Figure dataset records
==========
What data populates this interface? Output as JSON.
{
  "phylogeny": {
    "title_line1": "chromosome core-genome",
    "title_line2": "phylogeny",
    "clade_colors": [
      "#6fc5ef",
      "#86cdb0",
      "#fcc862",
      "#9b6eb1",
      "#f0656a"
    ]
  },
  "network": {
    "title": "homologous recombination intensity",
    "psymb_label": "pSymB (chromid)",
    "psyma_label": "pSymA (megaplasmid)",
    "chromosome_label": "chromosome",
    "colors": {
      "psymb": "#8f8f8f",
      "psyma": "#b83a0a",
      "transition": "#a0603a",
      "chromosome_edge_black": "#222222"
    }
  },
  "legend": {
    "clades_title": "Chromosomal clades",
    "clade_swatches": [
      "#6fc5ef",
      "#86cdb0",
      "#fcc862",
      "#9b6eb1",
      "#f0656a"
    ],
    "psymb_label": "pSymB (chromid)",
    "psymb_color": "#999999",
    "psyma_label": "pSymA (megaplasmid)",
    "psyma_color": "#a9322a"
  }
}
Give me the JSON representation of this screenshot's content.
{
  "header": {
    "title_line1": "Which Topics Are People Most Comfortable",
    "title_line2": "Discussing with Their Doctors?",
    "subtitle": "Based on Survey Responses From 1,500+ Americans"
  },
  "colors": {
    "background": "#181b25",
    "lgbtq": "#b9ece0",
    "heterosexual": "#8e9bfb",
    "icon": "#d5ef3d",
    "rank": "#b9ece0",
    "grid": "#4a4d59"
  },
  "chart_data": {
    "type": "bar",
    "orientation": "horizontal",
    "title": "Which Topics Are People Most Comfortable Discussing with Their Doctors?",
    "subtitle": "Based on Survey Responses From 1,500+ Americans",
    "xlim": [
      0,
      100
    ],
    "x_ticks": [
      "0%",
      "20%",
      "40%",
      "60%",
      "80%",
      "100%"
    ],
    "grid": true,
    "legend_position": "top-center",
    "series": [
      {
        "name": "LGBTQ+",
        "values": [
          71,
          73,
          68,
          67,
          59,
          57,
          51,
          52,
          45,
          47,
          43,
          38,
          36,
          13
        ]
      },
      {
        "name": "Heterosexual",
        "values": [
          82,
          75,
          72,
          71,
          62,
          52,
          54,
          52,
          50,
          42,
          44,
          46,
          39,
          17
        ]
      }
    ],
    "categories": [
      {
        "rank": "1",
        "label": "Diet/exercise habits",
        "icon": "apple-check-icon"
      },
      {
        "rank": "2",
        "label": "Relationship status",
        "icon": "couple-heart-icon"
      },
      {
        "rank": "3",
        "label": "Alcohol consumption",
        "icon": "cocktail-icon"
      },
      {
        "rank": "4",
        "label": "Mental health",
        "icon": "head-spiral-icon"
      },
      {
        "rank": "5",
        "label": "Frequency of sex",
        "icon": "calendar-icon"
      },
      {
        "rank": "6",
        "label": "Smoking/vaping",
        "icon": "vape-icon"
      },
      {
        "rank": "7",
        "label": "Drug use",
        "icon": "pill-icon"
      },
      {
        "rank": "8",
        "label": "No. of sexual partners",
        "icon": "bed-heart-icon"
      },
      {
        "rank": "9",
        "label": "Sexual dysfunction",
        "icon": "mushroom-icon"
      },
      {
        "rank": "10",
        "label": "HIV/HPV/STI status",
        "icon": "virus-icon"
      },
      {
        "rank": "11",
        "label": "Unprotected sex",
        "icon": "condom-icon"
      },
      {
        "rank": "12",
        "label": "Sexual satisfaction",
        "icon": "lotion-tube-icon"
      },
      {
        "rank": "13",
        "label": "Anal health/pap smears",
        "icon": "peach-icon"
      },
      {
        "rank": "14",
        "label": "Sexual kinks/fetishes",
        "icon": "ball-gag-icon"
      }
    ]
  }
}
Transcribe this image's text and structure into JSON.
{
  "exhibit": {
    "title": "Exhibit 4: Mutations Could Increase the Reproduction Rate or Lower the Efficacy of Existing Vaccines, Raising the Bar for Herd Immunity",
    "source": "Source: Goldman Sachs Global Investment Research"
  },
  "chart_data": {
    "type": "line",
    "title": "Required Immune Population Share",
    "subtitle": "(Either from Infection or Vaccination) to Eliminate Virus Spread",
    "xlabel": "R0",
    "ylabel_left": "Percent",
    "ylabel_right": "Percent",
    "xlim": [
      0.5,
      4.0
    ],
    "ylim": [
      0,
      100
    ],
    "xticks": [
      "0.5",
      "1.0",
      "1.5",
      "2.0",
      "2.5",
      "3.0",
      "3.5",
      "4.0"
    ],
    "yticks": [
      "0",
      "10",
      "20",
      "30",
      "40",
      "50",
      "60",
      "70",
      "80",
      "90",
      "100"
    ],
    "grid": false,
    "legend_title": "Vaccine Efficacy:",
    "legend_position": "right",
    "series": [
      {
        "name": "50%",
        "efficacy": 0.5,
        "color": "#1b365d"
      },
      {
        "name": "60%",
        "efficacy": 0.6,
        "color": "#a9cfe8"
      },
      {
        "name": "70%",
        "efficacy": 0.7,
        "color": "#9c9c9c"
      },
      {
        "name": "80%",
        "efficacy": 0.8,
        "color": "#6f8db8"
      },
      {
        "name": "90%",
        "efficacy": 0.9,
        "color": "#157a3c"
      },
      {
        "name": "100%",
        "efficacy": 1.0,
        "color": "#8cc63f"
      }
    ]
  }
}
==========
# [Try it]
Each record must be transcribed word for word.

# [Solution for this task]
What data populates this interface? Output as JSON.
{
  "phylogeny": {
    "title_line1": "chromosome core-genome",
    "title_line2": "phylogeny",
    "clade_colors": [
      "#6fc5ef",
      "#86cdb0",
      "#fcc862",
      "#9b6eb1",
      "#f0656a"
    ]
  },
  "network": {
    "title": "homologous recombination intensity",
    "psymb_label": "pSymB (chromid)",
    "psyma_label": "pSymA (megaplasmid)",
    "chromosome_label": "chromosome",
    "colors": {
      "psymb": "#8f8f8f",
      "psyma": "#b83a0a",
      "transition": "#a0603a",
      "chromosome_edge_black": "#222222"
    }
  },
  "legend": {
    "clades_title": "Chromosomal clades",
    "clade_swatches": [
      "#6fc5ef",
      "#86cdb0",
      "#fcc862",
      "#9b6eb1",
      "#f0656a"
    ],
    "psymb_label": "pSymB (chromid)",
    "psymb_color": "#999999",
    "psyma_label": "pSymA (megaplasmid)",
    "psyma_color": "#a9322a"
  }
}
Give me the JSON representation of this screenshot's content.
{
  "header": {
    "title_line1": "Which Topics Are People Most Comfortable",
    "title_line2": "Discussing with Their Doctors?",
    "subtitle": "Based on Survey Responses From 1,500+ Americans"
  },
  "colors": {
    "background": "#181b25",
    "lgbtq": "#b9ece0",
    "heterosexual": "#8e9bfb",
    "icon": "#d5ef3d",
    "rank": "#b9ece0",
    "grid": "#4a4d59"
  },
  "chart_data": {
    "type": "bar",
    "orientation": "horizontal",
    "title": "Which Topics Are People Most Comfortable Discussing with Their Doctors?",
    "subtitle": "Based on Survey Responses From 1,500+ Americans",
    "xlim": [
      0,
      100
    ],
    "x_ticks": [
      "0%",
      "20%",
      "40%",
      "60%",
      "80%",
      "100%"
    ],
    "grid": true,
    "legend_position": "top-center",
    "series": [
      {
        "name": "LGBTQ+",
        "values": [
          71,
          73,
          68,
          67,
          59,
          57,
          51,
          52,
          45,
          47,
          43,
          38,
          36,
          13
        ]
      },
      {
        "name": "Heterosexual",
        "values": [
          82,
          75,
          72,
          71,
          62,
          52,
          54,
          52,
          50,
          42,
          44,
          46,
          39,
          17
        ]
      }
    ],
    "categories": [
      {
        "rank": "1",
        "label": "Diet/exercise habits",
        "icon": "apple-check-icon"
      },
      {
        "rank": "2",
        "label": "Relationship status",
        "icon": "couple-heart-icon"
      },
      {
        "rank": "3",
        "label": "Alcohol consumption",
        "icon": "cocktail-icon"
      },
      {
        "rank": "4",
        "label": "Mental health",
        "icon": "head-spiral-icon"
      },
      {
        "rank": "5",
        "label": "Frequency of sex",
        "icon": "calendar-icon"
      },
      {
        "rank": "6",
        "label": "Smoking/vaping",
        "icon": "vape-icon"
      },
      {
        "rank": "7",
        "label": "Drug use",
        "icon": "pill-icon"
      },
      {
        "rank": "8",
        "label": "No. of sexual partners",
        "icon": "bed-heart-icon"
      },
      {
        "rank": "9",
        "label": "Sexual dysfunction",
        "icon": "mushroom-icon"
      },
      {
        "rank": "10",
        "label": "HIV/HPV/STI status",
        "icon": "virus-icon"
      },
      {
        "rank": "11",
        "label": "Unprotected sex",
        "icon": "condom-icon"
      },
      {
        "rank": "12",
        "label": "Sexual satisfaction",
        "icon": "lotion-tube-icon"
      },
      {
        "rank": "13",
        "label": "Anal health/pap smears",
        "icon": "peach-icon"
      },
      {
        "rank": "14",
        "label": "Sexual kinks/fetishes",
        "icon": "ball-gag-icon"
      }
    ]
  }
}
Transcribe this image's text and structure into JSON.
{
  "exhibit": {
    "title": "Exhibit 4: Mutations Could Increase the Reproduction Rate or Lower the Efficacy of Existing Vaccines, Raising the Bar for Herd Immunity",
    "source": "Source: Goldman Sachs Global Investment Research"
  },
  "chart_data": {
    "type": "line",
    "title": "Required Immune Population Share",
    "subtitle": "(Either from Infection or Vaccination) to Eliminate Virus Spread",
    "xlabel": "R0",
    "ylabel_left": "Percent",
    "ylabel_right": "Percent",
    "xlim": [
      0.5,
      4.0
    ],
    "ylim": [
      0,
      100
    ],
    "xticks": [
      "0.5",
      "1.0",
      "1.5",
      "2.0",
      "2.5",
      "3.0",
      "3.5",
      "4.0"
    ],
    "yticks": [
      "0",
      "10",
      "20",
      "30",
      "40",
      "50",
      "60",
      "70",
      "80",
      "90",
      "100"
    ],
    "grid": false,
    "legend_title": "Vaccine Efficacy:",
    "legend_position": "right",
    "series": [
      {
        "name": "50%",
        "efficacy": 0.5,
        "color": "#1b365d"
      },
      {
        "name": "60%",
        "efficacy": 0.6,
        "color": "#a9cfe8"
      },
      {
        "name": "70%",
        "efficacy": 0.7,
        "color": "#9c9c9c"
      },
      {
        "name": "80%",
        "efficacy": 0.8,
        "color": "#6f8db8"
      },
      {
        "name": "90%",
        "efficacy": 0.9,
        "color": "#157a3c"
      },
      {
        "name": "100%",
        "efficacy": 1.0,
        "color": "#8cc63f"
      }
    ]
  }
}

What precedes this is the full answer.